## Aim of the task
Output each entry that follows exactly. Images stay out.

(Stored data)
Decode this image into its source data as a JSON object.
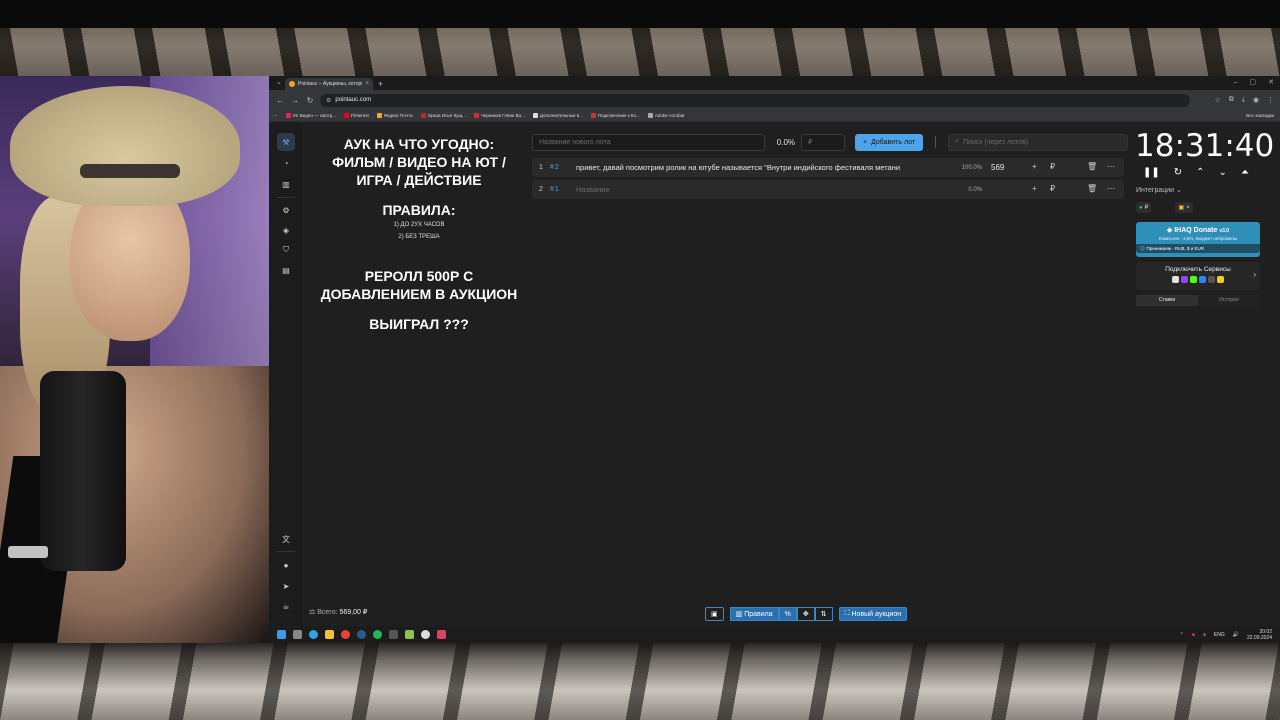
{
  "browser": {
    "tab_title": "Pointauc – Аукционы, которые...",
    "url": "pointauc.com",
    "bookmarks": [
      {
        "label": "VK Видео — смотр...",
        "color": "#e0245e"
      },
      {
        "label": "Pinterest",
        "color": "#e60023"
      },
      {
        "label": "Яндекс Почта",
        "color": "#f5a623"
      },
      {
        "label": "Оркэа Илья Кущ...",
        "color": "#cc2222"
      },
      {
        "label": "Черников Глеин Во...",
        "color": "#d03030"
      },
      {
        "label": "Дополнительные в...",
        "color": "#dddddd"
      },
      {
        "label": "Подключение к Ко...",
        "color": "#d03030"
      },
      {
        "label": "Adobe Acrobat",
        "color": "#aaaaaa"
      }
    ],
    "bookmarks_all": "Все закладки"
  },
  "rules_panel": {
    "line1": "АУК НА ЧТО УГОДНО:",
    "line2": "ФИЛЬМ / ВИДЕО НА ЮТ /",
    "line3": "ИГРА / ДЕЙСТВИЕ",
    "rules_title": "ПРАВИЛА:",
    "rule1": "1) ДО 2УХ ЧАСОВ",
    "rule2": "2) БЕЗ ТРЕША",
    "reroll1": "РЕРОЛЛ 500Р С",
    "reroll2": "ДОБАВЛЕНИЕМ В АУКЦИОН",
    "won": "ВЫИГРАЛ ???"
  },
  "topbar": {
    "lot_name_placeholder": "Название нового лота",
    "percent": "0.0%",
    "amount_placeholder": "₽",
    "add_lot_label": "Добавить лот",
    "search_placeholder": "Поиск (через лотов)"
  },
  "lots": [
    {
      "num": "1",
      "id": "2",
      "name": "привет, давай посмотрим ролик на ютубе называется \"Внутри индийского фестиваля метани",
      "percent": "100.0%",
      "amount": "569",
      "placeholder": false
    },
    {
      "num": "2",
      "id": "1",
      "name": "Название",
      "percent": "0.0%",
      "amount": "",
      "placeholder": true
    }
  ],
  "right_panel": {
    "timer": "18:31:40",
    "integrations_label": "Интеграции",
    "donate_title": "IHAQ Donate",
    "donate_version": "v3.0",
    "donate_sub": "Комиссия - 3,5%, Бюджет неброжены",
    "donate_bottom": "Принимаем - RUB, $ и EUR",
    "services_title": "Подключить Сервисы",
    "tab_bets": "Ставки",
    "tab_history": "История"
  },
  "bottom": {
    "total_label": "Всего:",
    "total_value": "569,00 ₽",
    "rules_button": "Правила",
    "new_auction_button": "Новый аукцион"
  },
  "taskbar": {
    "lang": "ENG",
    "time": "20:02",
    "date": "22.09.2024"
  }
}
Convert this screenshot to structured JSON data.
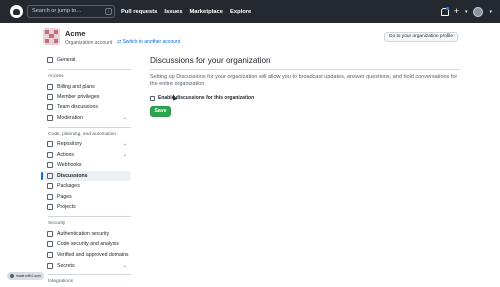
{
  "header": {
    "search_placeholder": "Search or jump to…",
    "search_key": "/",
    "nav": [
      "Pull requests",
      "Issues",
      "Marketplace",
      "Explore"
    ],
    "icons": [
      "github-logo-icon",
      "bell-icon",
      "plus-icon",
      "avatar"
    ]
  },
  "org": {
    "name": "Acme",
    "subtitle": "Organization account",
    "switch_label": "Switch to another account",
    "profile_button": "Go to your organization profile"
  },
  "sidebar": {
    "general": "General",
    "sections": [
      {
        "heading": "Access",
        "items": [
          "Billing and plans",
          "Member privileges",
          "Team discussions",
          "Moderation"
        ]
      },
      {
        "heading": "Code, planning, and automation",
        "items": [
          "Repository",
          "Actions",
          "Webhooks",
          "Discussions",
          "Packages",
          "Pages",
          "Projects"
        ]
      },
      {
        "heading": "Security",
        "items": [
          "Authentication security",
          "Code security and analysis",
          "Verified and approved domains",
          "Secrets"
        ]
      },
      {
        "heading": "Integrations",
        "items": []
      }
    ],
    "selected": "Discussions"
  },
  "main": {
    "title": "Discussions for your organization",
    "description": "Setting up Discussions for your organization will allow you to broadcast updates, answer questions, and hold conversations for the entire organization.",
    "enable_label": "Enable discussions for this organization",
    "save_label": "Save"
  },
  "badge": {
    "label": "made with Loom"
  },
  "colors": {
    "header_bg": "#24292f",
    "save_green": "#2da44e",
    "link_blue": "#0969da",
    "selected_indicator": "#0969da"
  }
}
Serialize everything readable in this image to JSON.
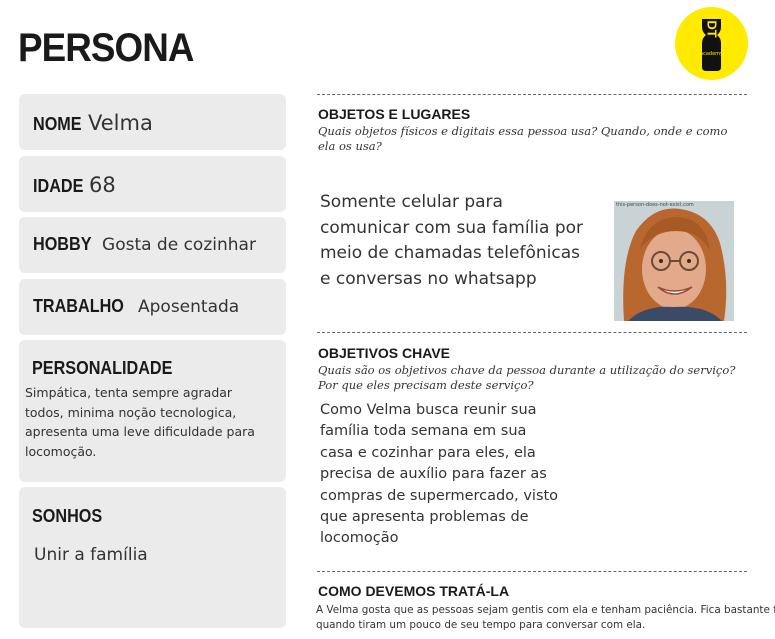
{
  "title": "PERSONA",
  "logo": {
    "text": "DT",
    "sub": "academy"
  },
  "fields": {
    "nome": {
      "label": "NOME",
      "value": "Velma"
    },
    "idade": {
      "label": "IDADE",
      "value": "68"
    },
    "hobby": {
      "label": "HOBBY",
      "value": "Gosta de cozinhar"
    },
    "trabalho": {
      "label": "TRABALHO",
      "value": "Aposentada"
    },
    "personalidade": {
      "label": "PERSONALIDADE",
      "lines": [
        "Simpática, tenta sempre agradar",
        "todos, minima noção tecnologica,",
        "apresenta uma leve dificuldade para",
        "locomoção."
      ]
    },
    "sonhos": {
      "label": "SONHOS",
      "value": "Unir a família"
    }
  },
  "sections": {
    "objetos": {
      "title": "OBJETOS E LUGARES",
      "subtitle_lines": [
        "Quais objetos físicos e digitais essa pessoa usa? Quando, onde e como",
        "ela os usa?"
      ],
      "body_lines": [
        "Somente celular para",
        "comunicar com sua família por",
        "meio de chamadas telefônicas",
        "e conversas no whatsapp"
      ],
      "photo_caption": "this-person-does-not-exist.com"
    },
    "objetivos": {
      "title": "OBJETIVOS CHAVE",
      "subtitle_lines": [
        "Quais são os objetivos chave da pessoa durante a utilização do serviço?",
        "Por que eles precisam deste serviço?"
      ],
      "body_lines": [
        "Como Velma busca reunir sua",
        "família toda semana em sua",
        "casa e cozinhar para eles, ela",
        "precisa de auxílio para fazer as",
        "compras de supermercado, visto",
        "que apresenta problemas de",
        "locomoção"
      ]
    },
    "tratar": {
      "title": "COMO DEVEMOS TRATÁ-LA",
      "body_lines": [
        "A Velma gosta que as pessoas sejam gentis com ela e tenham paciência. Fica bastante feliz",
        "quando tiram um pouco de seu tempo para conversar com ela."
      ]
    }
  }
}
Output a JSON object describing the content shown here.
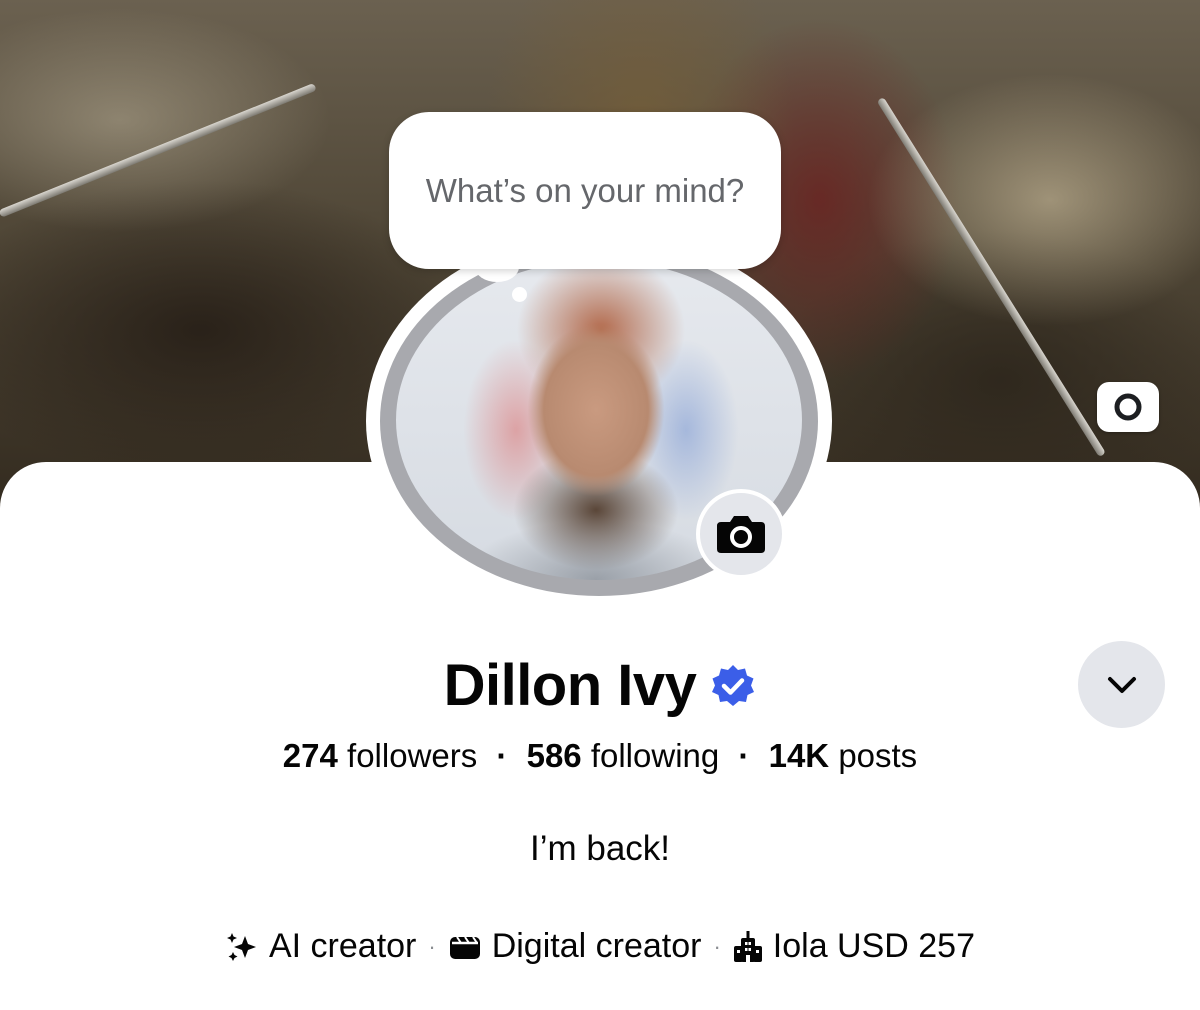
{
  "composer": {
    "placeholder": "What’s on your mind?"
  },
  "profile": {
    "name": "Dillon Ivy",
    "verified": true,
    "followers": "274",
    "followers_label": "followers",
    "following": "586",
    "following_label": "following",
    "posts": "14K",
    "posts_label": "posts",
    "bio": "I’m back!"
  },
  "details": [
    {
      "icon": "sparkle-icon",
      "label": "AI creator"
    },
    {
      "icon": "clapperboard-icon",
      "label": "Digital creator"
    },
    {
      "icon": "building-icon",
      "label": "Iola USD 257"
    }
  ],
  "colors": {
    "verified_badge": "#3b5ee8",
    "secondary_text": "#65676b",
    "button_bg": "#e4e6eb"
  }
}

## Result for this task
Decode this image into its source data as a JSON object.
{
  "browser": {
    "tab_title": "Pointauc – Аукционы, которые...",
    "url": "pointauc.com",
    "bookmarks": [
      {
        "label": "VK Видео — смотр...",
        "color": "#e0245e"
      },
      {
        "label": "Pinterest",
        "color": "#e60023"
      },
      {
        "label": "Яндекс Почта",
        "color": "#f5a623"
      },
      {
        "label": "Оркэа Илья Кущ...",
        "color": "#cc2222"
      },
      {
        "label": "Черников Глеин Во...",
        "color": "#d03030"
      },
      {
        "label": "Дополнительные в...",
        "color": "#dddddd"
      },
      {
        "label": "Подключение к Ко...",
        "color": "#d03030"
      },
      {
        "label": "Adobe Acrobat",
        "color": "#aaaaaa"
      }
    ],
    "bookmarks_all": "Все закладки"
  },
  "rules_panel": {
    "line1": "АУК НА ЧТО УГОДНО:",
    "line2": "ФИЛЬМ / ВИДЕО НА ЮТ /",
    "line3": "ИГРА / ДЕЙСТВИЕ",
    "rules_title": "ПРАВИЛА:",
    "rule1": "1) ДО 2УХ ЧАСОВ",
    "rule2": "2) БЕЗ ТРЕША",
    "reroll1": "РЕРОЛЛ 500Р С",
    "reroll2": "ДОБАВЛЕНИЕМ В АУКЦИОН",
    "won": "ВЫИГРАЛ ???"
  },
  "topbar": {
    "lot_name_placeholder": "Название нового лота",
    "percent": "0.0%",
    "amount_placeholder": "₽",
    "add_lot_label": "Добавить лот",
    "search_placeholder": "Поиск (через лотов)"
  },
  "lots": [
    {
      "num": "1",
      "id": "2",
      "name": "привет, давай посмотрим ролик на ютубе называется \"Внутри индийского фестиваля метани",
      "percent": "100.0%",
      "amount": "569",
      "placeholder": false
    },
    {
      "num": "2",
      "id": "1",
      "name": "Название",
      "percent": "0.0%",
      "amount": "",
      "placeholder": true
    }
  ],
  "right_panel": {
    "timer": "18:31:40",
    "integrations_label": "Интеграции",
    "donate_title": "IHAQ Donate",
    "donate_version": "v3.0",
    "donate_sub": "Комиссия - 3,5%, Бюджет неброжены",
    "donate_bottom": "Принимаем - RUB, $ и EUR",
    "services_title": "Подключить Сервисы",
    "tab_bets": "Ставки",
    "tab_history": "История"
  },
  "bottom": {
    "total_label": "Всего:",
    "total_value": "569,00 ₽",
    "rules_button": "Правила",
    "new_auction_button": "Новый аукцион"
  },
  "taskbar": {
    "lang": "ENG",
    "time": "20:02",
    "date": "22.09.2024"
  }
}
Convert this screenshot to structured JSON data.
{
  "header": {
    "search_placeholder": "Search or jump to…",
    "search_key": "/",
    "nav": [
      "Pull requests",
      "Issues",
      "Marketplace",
      "Explore"
    ],
    "icons": [
      "github-logo-icon",
      "bell-icon",
      "plus-icon",
      "avatar"
    ]
  },
  "org": {
    "name": "Acme",
    "subtitle": "Organization account",
    "switch_label": "Switch to another account",
    "profile_button": "Go to your organization profile"
  },
  "sidebar": {
    "general": "General",
    "sections": [
      {
        "heading": "Access",
        "items": [
          "Billing and plans",
          "Member privileges",
          "Team discussions",
          "Moderation"
        ]
      },
      {
        "heading": "Code, planning, and automation",
        "items": [
          "Repository",
          "Actions",
          "Webhooks",
          "Discussions",
          "Packages",
          "Pages",
          "Projects"
        ]
      },
      {
        "heading": "Security",
        "items": [
          "Authentication security",
          "Code security and analysis",
          "Verified and approved domains",
          "Secrets"
        ]
      },
      {
        "heading": "Integrations",
        "items": []
      }
    ],
    "selected": "Discussions"
  },
  "main": {
    "title": "Discussions for your organization",
    "description": "Setting up Discussions for your organization will allow you to broadcast updates, answer questions, and hold conversations for the entire organization.",
    "enable_label": "Enable discussions for this organization",
    "save_label": "Save"
  },
  "badge": {
    "label": "made with Loom"
  },
  "colors": {
    "header_bg": "#24292f",
    "save_green": "#2da44e",
    "link_blue": "#0969da",
    "selected_indicator": "#0969da"
  }
}
Serialize everything readable in this image to JSON.
{
  "title": "PERSONA",
  "logo": {
    "text": "DT",
    "sub": "academy"
  },
  "fields": {
    "nome": {
      "label": "NOME",
      "value": "Velma"
    },
    "idade": {
      "label": "IDADE",
      "value": "68"
    },
    "hobby": {
      "label": "HOBBY",
      "value": "Gosta de cozinhar"
    },
    "trabalho": {
      "label": "TRABALHO",
      "value": "Aposentada"
    },
    "personalidade": {
      "label": "PERSONALIDADE",
      "lines": [
        "Simpática, tenta sempre agradar",
        "todos, minima noção tecnologica,",
        "apresenta uma leve dificuldade para",
        "locomoção."
      ]
    },
    "sonhos": {
      "label": "SONHOS",
      "value": "Unir a família"
    }
  },
  "sections": {
    "objetos": {
      "title": "OBJETOS E LUGARES",
      "subtitle_lines": [
        "Quais objetos físicos e digitais essa pessoa usa? Quando, onde e como",
        "ela os usa?"
      ],
      "body_lines": [
        "Somente celular para",
        "comunicar com sua família por",
        "meio de chamadas telefônicas",
        "e conversas no whatsapp"
      ],
      "photo_caption": "this-person-does-not-exist.com"
    },
    "objetivos": {
      "title": "OBJETIVOS CHAVE",
      "subtitle_lines": [
        "Quais são os objetivos chave da pessoa durante a utilização do serviço?",
        "Por que eles precisam deste serviço?"
      ],
      "body_lines": [
        "Como Velma busca reunir sua",
        "família toda semana em sua",
        "casa e cozinhar para eles, ela",
        "precisa de auxílio para fazer as",
        "compras de supermercado, visto",
        "que apresenta problemas de",
        "locomoção"
      ]
    },
    "tratar": {
      "title": "COMO DEVEMOS TRATÁ-LA",
      "body_lines": [
        "A Velma gosta que as pessoas sejam gentis com ela e tenham paciência. Fica bastante feliz",
        "quando tiram um pouco de seu tempo para conversar com ela."
      ]
    }
  }
}
Output a JSON object describing the content shown here.
{
  "composer": {
    "placeholder": "What’s on your mind?"
  },
  "profile": {
    "name": "Dillon Ivy",
    "verified": true,
    "followers": "274",
    "followers_label": "followers",
    "following": "586",
    "following_label": "following",
    "posts": "14K",
    "posts_label": "posts",
    "bio": "I’m back!"
  },
  "details": [
    {
      "icon": "sparkle-icon",
      "label": "AI creator"
    },
    {
      "icon": "clapperboard-icon",
      "label": "Digital creator"
    },
    {
      "icon": "building-icon",
      "label": "Iola USD 257"
    }
  ],
  "colors": {
    "verified_badge": "#3b5ee8",
    "secondary_text": "#65676b",
    "button_bg": "#e4e6eb"
  }
}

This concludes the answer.